* Begin *
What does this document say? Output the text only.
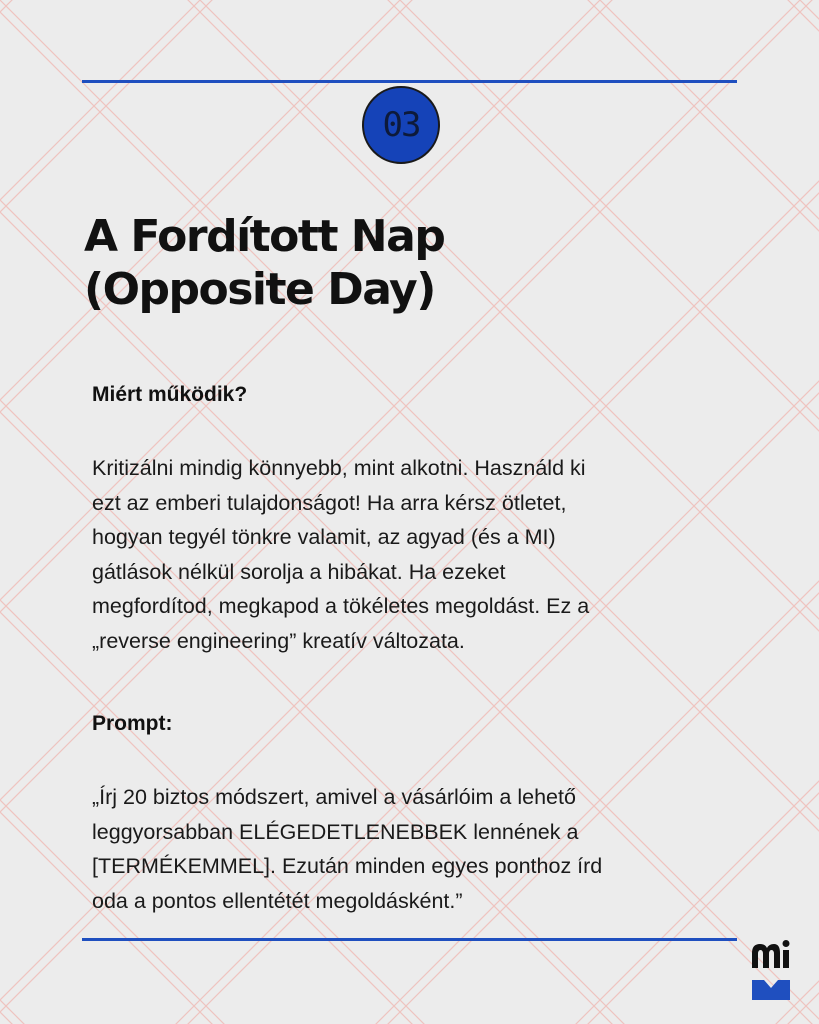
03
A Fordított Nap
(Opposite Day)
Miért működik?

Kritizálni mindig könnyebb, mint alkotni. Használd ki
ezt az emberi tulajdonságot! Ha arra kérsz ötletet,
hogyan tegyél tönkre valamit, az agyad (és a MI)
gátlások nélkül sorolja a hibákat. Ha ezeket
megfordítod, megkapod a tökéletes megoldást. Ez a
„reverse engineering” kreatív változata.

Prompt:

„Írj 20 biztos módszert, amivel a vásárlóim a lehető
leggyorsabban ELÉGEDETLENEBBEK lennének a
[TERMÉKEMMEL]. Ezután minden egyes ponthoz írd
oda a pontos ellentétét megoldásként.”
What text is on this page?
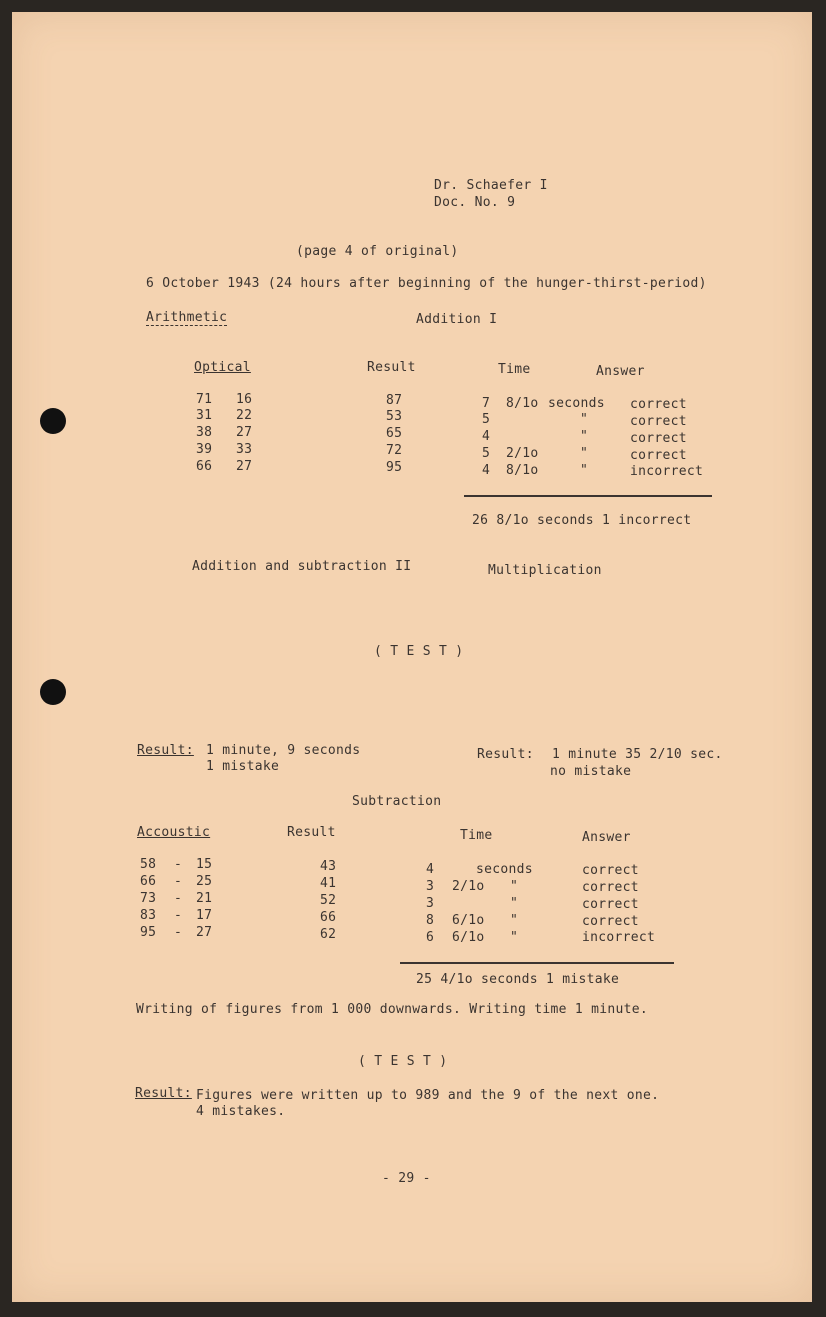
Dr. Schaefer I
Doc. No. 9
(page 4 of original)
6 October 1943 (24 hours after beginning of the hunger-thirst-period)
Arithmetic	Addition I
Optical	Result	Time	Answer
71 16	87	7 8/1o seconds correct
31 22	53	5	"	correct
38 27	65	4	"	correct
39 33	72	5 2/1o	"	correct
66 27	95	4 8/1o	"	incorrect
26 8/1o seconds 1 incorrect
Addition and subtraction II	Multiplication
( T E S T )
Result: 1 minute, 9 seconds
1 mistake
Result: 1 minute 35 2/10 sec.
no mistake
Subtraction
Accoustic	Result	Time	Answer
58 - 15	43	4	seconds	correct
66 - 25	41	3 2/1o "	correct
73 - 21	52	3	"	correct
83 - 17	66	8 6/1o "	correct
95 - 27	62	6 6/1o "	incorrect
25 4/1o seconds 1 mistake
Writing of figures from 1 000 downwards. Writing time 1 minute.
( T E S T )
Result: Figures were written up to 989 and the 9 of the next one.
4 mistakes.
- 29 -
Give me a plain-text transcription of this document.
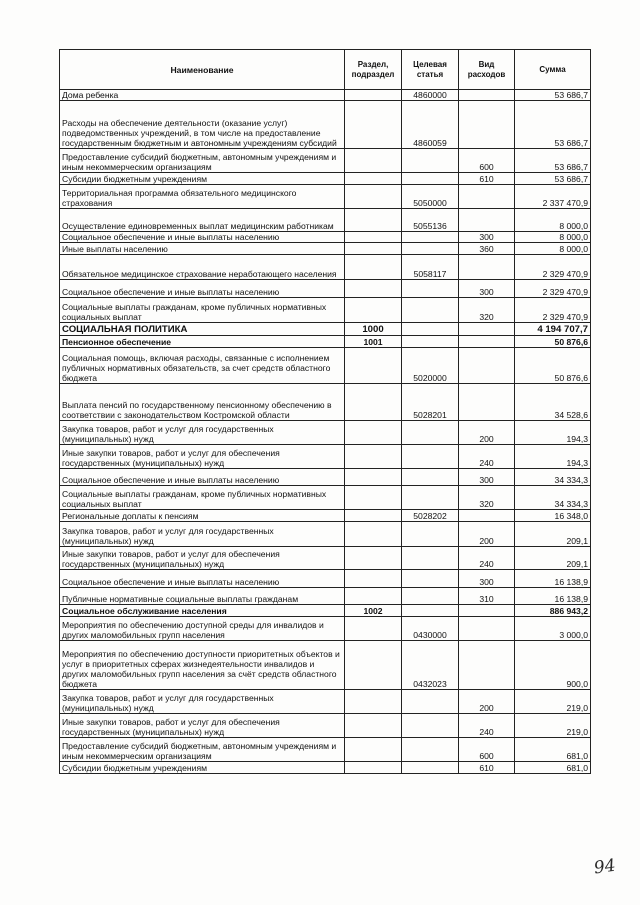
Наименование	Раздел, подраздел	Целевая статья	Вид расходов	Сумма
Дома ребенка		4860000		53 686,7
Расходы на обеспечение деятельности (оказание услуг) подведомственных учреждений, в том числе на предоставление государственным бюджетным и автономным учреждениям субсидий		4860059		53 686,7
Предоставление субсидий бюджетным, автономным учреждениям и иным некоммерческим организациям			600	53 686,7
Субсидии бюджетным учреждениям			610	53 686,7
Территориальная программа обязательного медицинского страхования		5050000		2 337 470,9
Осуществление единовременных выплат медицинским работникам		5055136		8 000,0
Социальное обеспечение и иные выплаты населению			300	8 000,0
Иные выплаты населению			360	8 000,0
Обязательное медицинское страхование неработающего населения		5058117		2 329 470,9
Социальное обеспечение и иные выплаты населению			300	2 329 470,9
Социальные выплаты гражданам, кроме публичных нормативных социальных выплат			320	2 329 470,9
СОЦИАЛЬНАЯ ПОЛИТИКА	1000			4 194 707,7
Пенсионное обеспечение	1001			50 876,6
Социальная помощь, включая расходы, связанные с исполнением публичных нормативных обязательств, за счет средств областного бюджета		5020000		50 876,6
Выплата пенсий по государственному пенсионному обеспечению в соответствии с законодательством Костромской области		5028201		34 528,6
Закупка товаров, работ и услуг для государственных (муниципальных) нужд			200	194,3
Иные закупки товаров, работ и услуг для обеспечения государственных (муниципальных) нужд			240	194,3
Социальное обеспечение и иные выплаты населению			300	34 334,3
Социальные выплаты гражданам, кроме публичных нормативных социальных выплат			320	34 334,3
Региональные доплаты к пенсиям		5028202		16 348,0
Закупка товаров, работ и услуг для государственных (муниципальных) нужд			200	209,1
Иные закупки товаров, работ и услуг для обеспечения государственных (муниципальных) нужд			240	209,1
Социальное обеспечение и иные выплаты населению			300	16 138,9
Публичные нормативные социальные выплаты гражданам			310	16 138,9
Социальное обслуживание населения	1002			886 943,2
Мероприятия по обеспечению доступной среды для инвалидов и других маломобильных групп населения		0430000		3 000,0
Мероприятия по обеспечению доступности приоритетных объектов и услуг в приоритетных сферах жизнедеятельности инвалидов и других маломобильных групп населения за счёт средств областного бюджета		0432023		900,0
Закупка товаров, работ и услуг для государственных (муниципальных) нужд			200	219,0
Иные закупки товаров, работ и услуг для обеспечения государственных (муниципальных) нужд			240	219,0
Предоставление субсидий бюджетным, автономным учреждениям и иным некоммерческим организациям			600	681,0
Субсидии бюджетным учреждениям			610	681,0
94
* End *
* Begin *
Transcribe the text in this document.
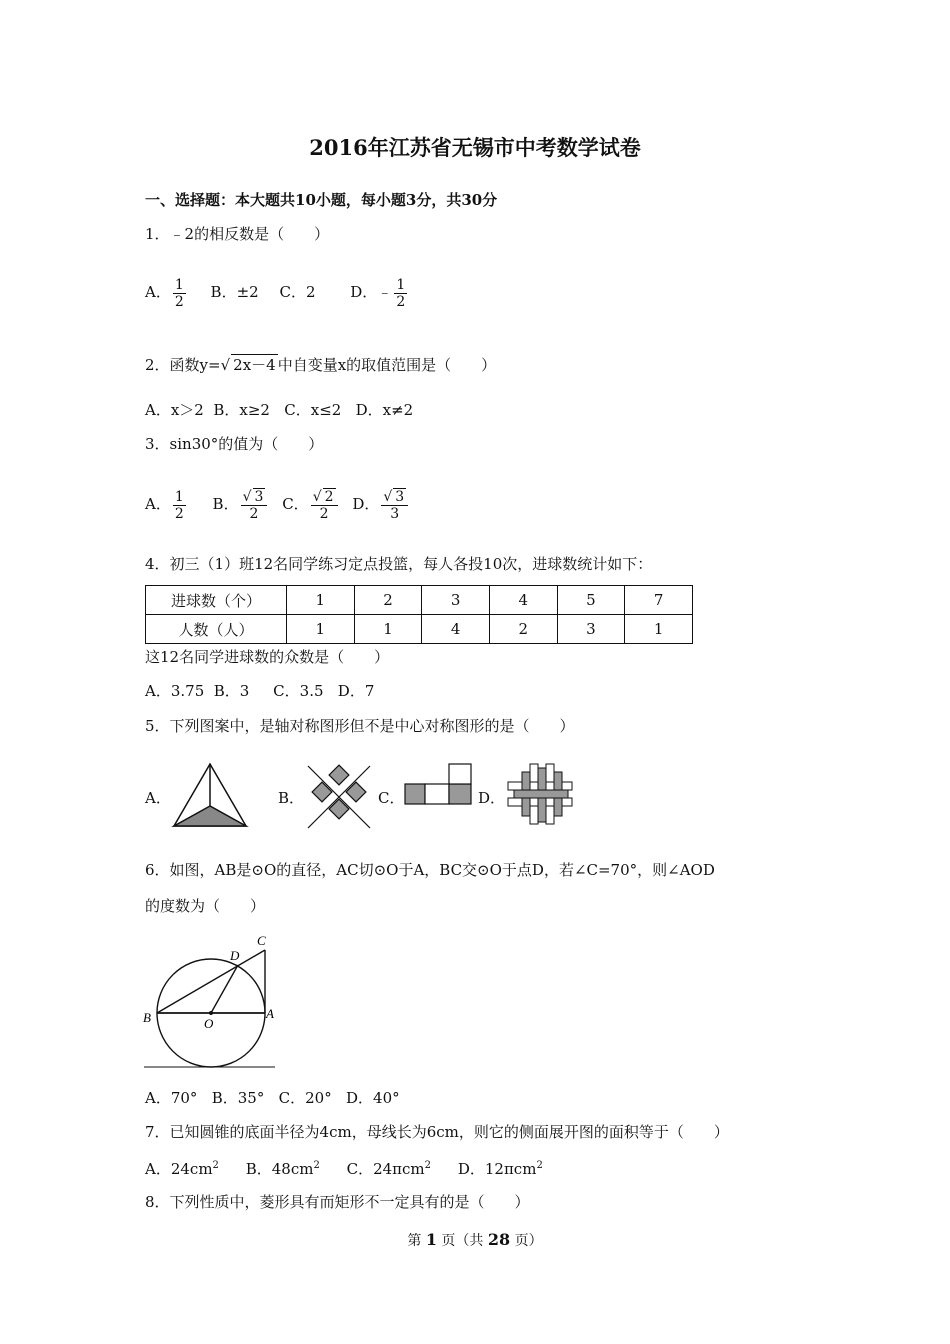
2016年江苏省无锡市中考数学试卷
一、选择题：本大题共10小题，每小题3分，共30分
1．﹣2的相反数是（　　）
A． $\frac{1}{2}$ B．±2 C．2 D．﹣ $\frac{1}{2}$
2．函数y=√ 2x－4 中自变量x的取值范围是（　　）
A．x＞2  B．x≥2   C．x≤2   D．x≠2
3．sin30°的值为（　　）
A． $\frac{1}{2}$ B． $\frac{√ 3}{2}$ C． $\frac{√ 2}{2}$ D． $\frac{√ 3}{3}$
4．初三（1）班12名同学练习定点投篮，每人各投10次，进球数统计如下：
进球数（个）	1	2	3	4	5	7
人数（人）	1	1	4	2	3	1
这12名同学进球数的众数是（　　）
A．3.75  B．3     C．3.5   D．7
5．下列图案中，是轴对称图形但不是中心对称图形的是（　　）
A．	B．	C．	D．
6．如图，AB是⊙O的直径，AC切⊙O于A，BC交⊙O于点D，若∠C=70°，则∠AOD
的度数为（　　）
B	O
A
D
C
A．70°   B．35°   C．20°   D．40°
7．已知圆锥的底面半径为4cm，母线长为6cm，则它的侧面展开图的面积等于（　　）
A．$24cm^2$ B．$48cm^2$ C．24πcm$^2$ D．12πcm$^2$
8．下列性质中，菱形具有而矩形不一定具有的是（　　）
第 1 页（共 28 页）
* End *
* Begin *
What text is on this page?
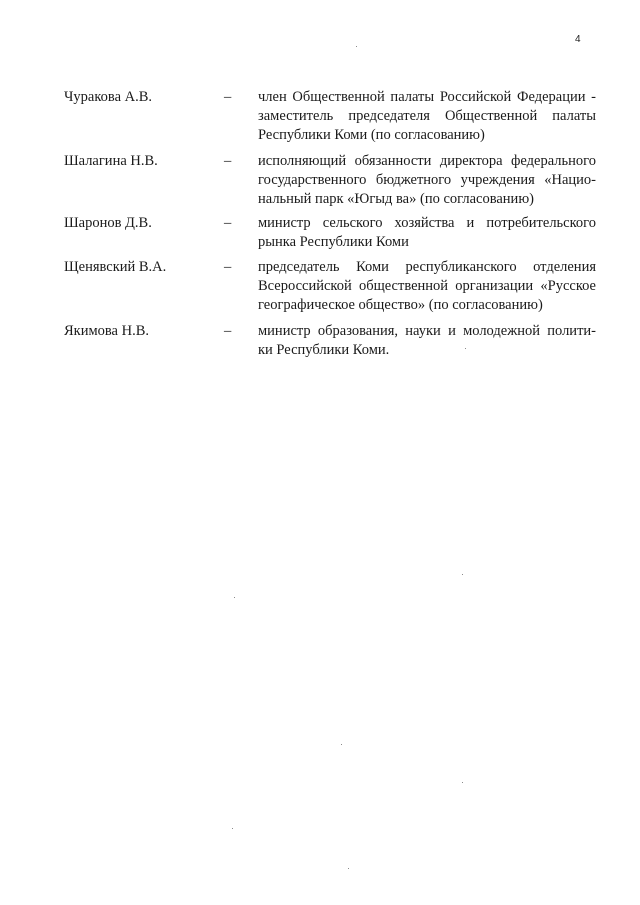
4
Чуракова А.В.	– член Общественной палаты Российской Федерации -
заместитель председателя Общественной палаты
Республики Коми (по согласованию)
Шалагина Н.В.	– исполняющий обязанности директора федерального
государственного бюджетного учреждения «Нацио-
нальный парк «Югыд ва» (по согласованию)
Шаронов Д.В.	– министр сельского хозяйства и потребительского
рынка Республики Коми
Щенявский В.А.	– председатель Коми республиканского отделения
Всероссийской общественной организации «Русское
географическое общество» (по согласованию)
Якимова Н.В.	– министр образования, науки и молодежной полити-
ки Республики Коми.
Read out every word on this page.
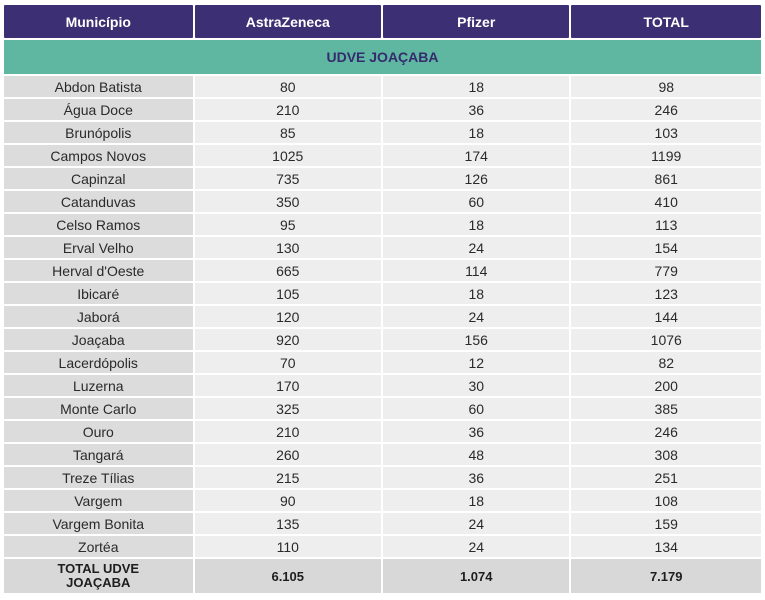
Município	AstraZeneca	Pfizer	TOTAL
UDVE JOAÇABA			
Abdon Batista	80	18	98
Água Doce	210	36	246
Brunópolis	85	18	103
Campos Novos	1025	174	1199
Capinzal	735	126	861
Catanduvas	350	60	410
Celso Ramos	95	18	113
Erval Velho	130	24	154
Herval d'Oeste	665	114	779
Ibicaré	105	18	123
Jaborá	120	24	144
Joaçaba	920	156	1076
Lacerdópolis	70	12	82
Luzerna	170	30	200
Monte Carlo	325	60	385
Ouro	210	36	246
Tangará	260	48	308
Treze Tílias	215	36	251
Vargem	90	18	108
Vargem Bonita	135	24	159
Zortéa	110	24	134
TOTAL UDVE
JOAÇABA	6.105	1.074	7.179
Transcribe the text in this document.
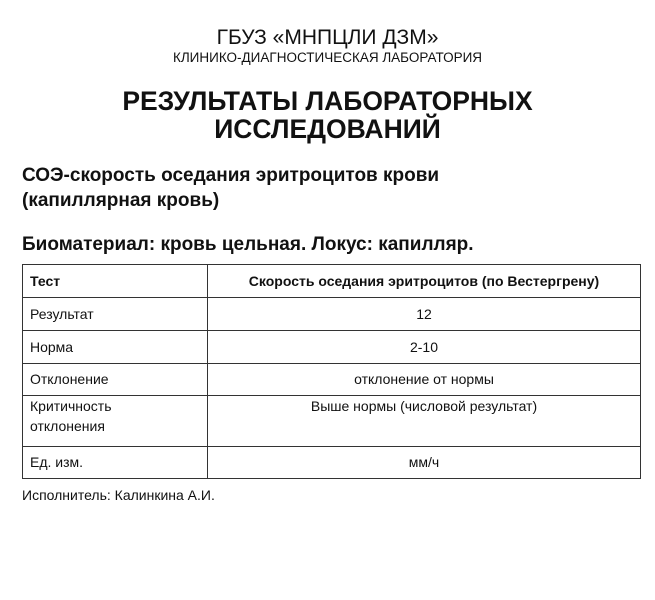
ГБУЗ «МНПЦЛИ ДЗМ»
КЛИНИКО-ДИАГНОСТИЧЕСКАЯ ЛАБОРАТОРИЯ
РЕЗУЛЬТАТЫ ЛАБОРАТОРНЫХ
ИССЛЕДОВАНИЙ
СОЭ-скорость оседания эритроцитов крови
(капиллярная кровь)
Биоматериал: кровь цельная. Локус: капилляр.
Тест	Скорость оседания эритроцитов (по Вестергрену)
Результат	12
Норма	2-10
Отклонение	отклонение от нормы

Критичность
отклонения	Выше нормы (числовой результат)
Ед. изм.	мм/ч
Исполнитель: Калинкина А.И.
* End *
> [DIRECTION] Consider the entries above and return each line with the string "Закупка".

> [ANSWER BELOW]
Закупка товаров, работ и услуг для государственных (муниципальных) нужд			200	194,3
Закупка товаров, работ и услуг для государственных (муниципальных) нужд			200	209,1
Закупка товаров, работ и услуг для государственных (муниципальных) нужд			200	219,0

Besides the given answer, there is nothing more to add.